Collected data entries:
▼

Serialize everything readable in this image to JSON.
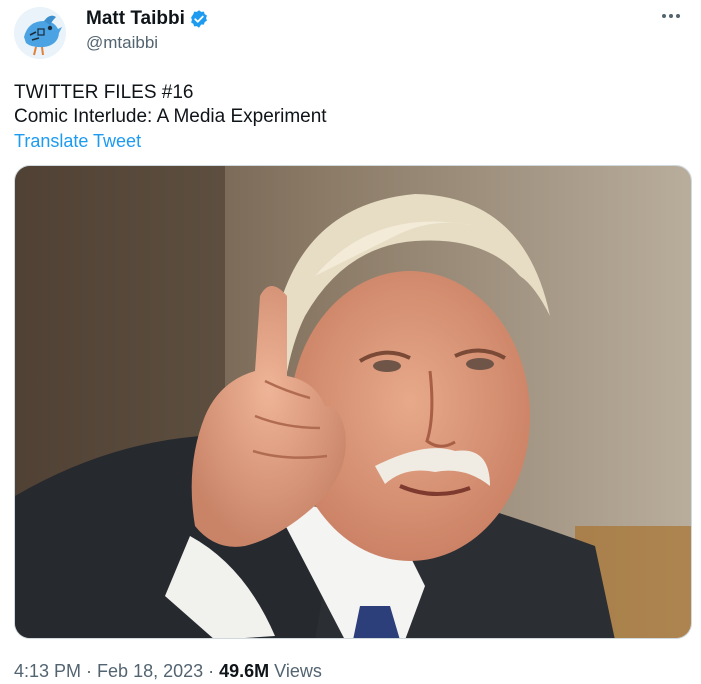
{
  "author": {
    "display_name": "Matt Taibbi",
    "handle": "@mtaibbi",
    "verified_icon": "verified-badge-icon",
    "avatar_icon": "blue-bird-avatar"
  },
  "more_icon": "more-options-icon",
  "tweet": {
    "line1": "TWITTER FILES #16",
    "line2": "Comic Interlude: A Media Experiment",
    "translate_label": "Translate Tweet"
  },
  "media": {
    "alt": "Photo of an older man with white hair and mustache pointing his finger"
  },
  "meta": {
    "time": "4:13 PM",
    "sep1": "·",
    "date": "Feb 18, 2023",
    "sep2": "·",
    "views_count": "49.6M",
    "views_label": "Views"
  },
  "colors": {
    "link": "#1d9bf0",
    "verified": "#1d9bf0",
    "secondary_text": "#536471"
  }
}
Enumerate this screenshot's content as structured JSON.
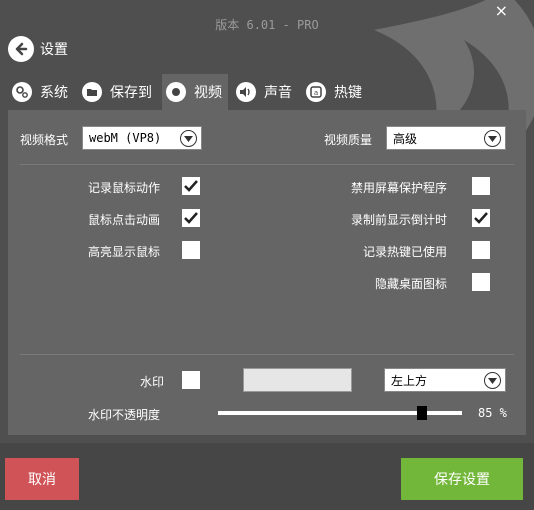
{
  "window": {
    "title": "版本 6.01 - PRO",
    "close_glyph": "×"
  },
  "back": {
    "label": "设置"
  },
  "tabs": [
    {
      "label": "系统",
      "icon": "gears-icon",
      "active": false
    },
    {
      "label": "保存到",
      "icon": "folder-icon",
      "active": false
    },
    {
      "label": "视频",
      "icon": "record-icon",
      "active": true
    },
    {
      "label": "声音",
      "icon": "speaker-icon",
      "active": false
    },
    {
      "label": "热键",
      "icon": "hotkey-icon",
      "active": false
    }
  ],
  "video": {
    "format_label": "视频格式",
    "format_value": "webM (VP8)",
    "quality_label": "视频质量",
    "quality_value": "高级"
  },
  "options_left": [
    {
      "label": "记录鼠标动作",
      "checked": true
    },
    {
      "label": "鼠标点击动画",
      "checked": true
    },
    {
      "label": "高亮显示鼠标",
      "checked": false
    }
  ],
  "options_right": [
    {
      "label": "禁用屏幕保护程序",
      "checked": false
    },
    {
      "label": "录制前显示倒计时",
      "checked": true
    },
    {
      "label": "记录热键已使用",
      "checked": false
    },
    {
      "label": "隐藏桌面图标",
      "checked": false
    }
  ],
  "watermark": {
    "label": "水印",
    "checked": false,
    "text_value": "",
    "position_value": "左上方",
    "opacity_label": "水印不透明度",
    "opacity_value": 85,
    "opacity_text": "85 %"
  },
  "buttons": {
    "cancel": "取消",
    "save": "保存设置"
  },
  "colors": {
    "cancel": "#d05457",
    "save": "#72b73a",
    "panel": "#656565",
    "background": "#4f4f4f"
  }
}
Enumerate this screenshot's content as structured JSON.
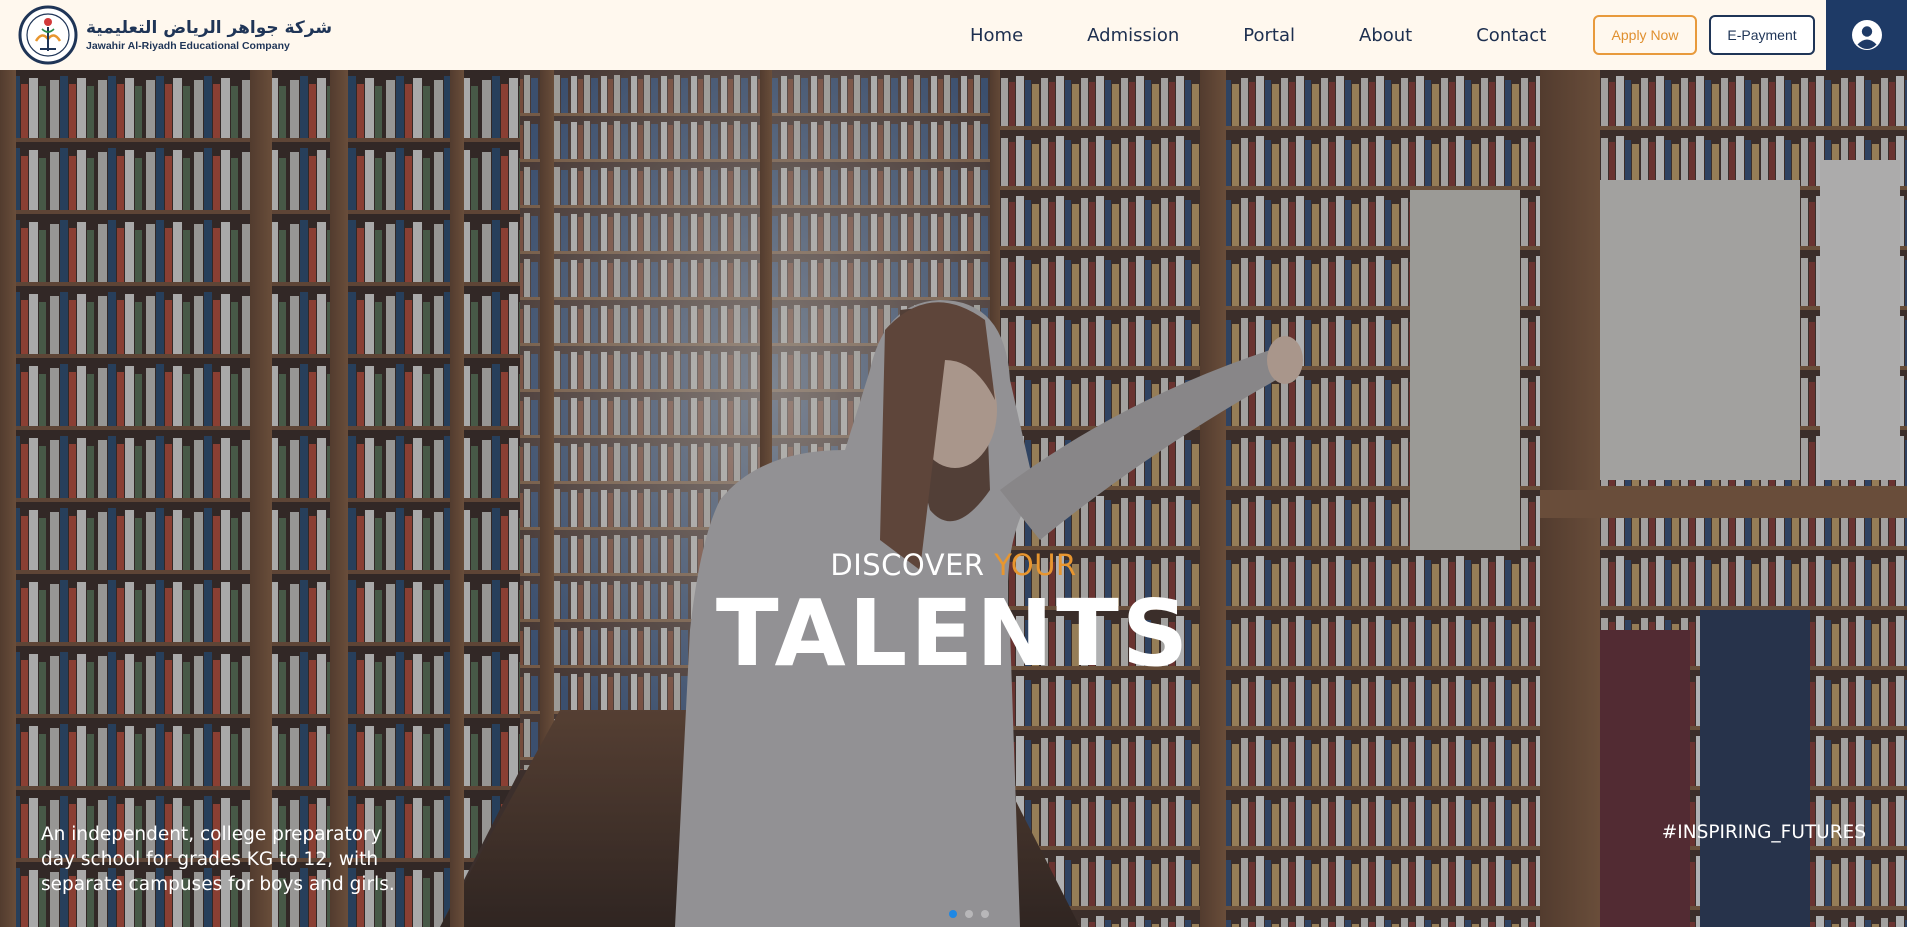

▲

[Direction]: Set down every entry word for word, but omit the pictures.

[Task answer]:
Serialize everything readable in this image to JSON.
{
  "author": {
    "display_name": "Matt Taibbi",
    "handle": "@mtaibbi",
    "verified_icon": "verified-badge-icon",
    "avatar_icon": "blue-bird-avatar"
  },
  "more_icon": "more-options-icon",
  "tweet": {
    "line1": "TWITTER FILES #16",
    "line2": "Comic Interlude: A Media Experiment",
    "translate_label": "Translate Tweet"
  },
  "media": {
    "alt": "Photo of an older man with white hair and mustache pointing his finger"
  },
  "meta": {
    "time": "4:13 PM",
    "sep1": "·",
    "date": "Feb 18, 2023",
    "sep2": "·",
    "views_count": "49.6M",
    "views_label": "Views"
  },
  "colors": {
    "link": "#1d9bf0",
    "verified": "#1d9bf0",
    "secondary_text": "#536471"
  }
}
Enumerate this screenshot's content as structured JSON.
{
  "window": {
    "title": "版本 6.01 - PRO",
    "close_glyph": "×"
  },
  "back": {
    "label": "设置"
  },
  "tabs": [
    {
      "label": "系统",
      "icon": "gears-icon",
      "active": false
    },
    {
      "label": "保存到",
      "icon": "folder-icon",
      "active": false
    },
    {
      "label": "视频",
      "icon": "record-icon",
      "active": true
    },
    {
      "label": "声音",
      "icon": "speaker-icon",
      "active": false
    },
    {
      "label": "热键",
      "icon": "hotkey-icon",
      "active": false
    }
  ],
  "video": {
    "format_label": "视频格式",
    "format_value": "webM (VP8)",
    "quality_label": "视频质量",
    "quality_value": "高级"
  },
  "options_left": [
    {
      "label": "记录鼠标动作",
      "checked": true
    },
    {
      "label": "鼠标点击动画",
      "checked": true
    },
    {
      "label": "高亮显示鼠标",
      "checked": false
    }
  ],
  "options_right": [
    {
      "label": "禁用屏幕保护程序",
      "checked": false
    },
    {
      "label": "录制前显示倒计时",
      "checked": true
    },
    {
      "label": "记录热键已使用",
      "checked": false
    },
    {
      "label": "隐藏桌面图标",
      "checked": false
    }
  ],
  "watermark": {
    "label": "水印",
    "checked": false,
    "text_value": "",
    "position_value": "左上方",
    "opacity_label": "水印不透明度",
    "opacity_value": 85,
    "opacity_text": "85 %"
  },
  "buttons": {
    "cancel": "取消",
    "save": "保存设置"
  },
  "colors": {
    "cancel": "#d05457",
    "save": "#72b73a",
    "panel": "#656565",
    "background": "#4f4f4f"
  }
}
Enumerate this screenshot's content as structured JSON.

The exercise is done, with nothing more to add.